_Task data_
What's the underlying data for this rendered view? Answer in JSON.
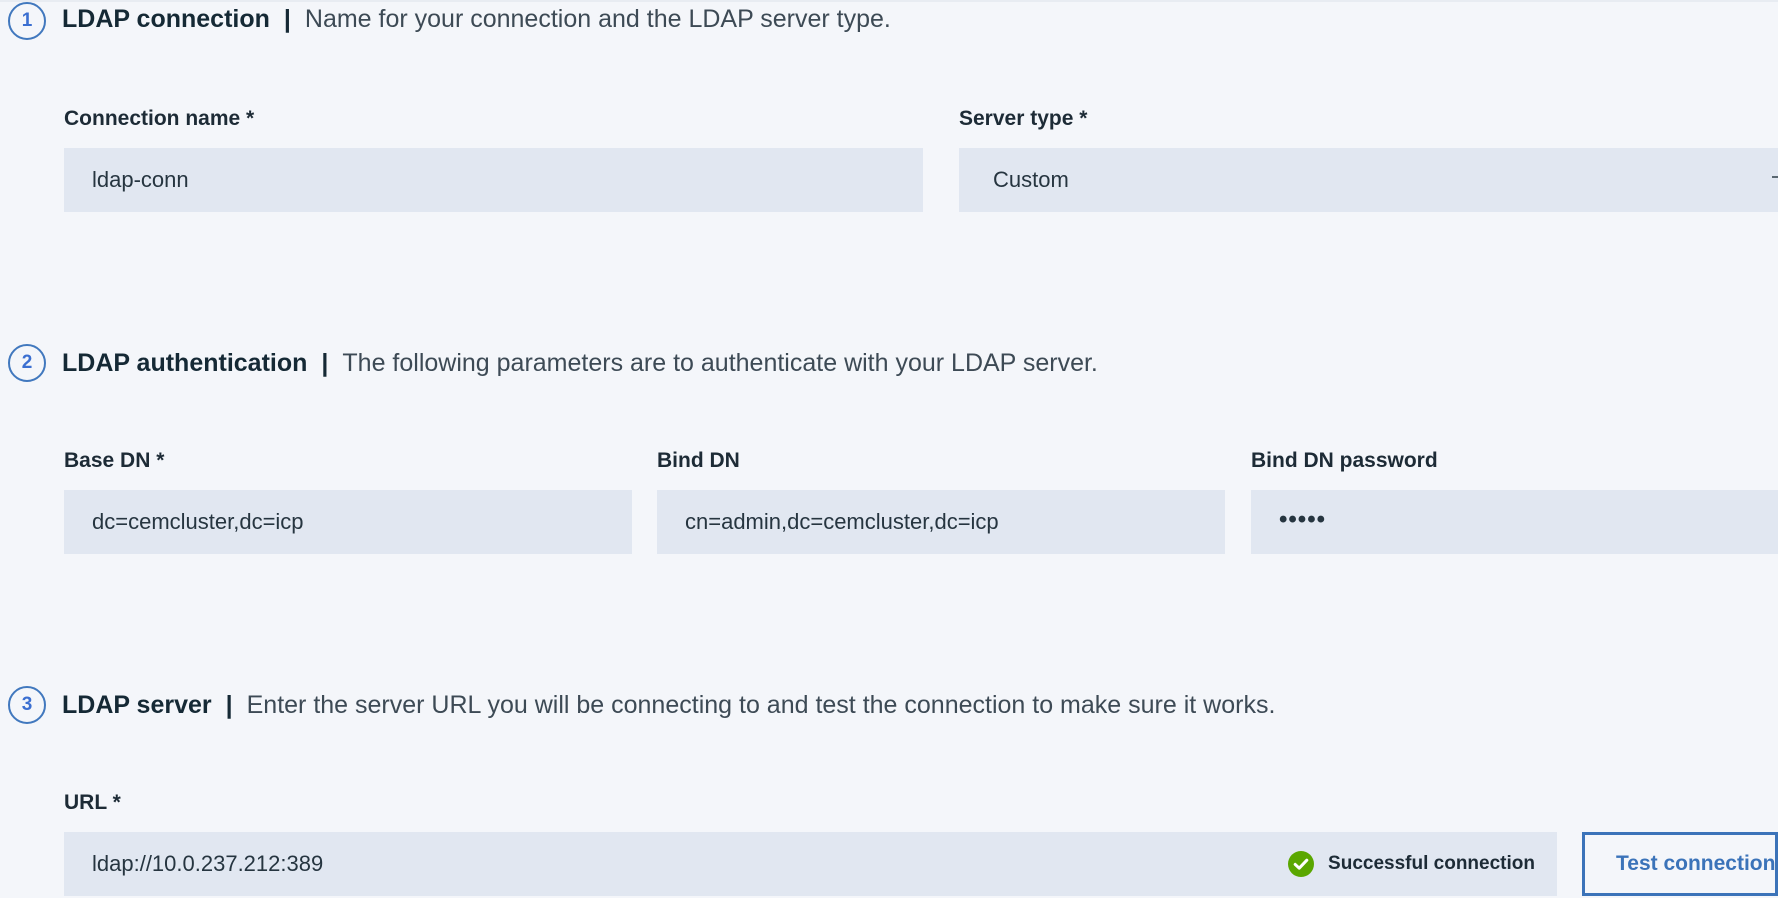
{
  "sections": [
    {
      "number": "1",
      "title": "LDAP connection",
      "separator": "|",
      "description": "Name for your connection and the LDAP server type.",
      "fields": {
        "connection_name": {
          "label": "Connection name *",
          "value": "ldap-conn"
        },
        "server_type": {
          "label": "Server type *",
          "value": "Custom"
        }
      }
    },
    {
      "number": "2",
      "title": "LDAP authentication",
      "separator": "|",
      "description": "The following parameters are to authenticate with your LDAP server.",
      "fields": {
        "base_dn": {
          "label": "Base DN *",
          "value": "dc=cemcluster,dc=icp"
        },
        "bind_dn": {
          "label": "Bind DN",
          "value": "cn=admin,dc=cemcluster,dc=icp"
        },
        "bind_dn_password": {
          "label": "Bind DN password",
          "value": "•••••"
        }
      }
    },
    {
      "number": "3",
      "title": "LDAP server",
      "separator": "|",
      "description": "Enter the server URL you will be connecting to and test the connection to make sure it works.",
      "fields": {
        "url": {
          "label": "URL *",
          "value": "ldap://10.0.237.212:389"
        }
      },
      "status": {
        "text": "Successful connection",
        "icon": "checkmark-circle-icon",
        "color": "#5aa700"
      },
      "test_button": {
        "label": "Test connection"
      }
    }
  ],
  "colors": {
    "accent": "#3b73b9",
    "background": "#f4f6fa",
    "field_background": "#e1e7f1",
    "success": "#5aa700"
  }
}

_Directions for this task_
Count the lines of the listing above that include the word "label" and state the total with nothing else.

_The solution_
7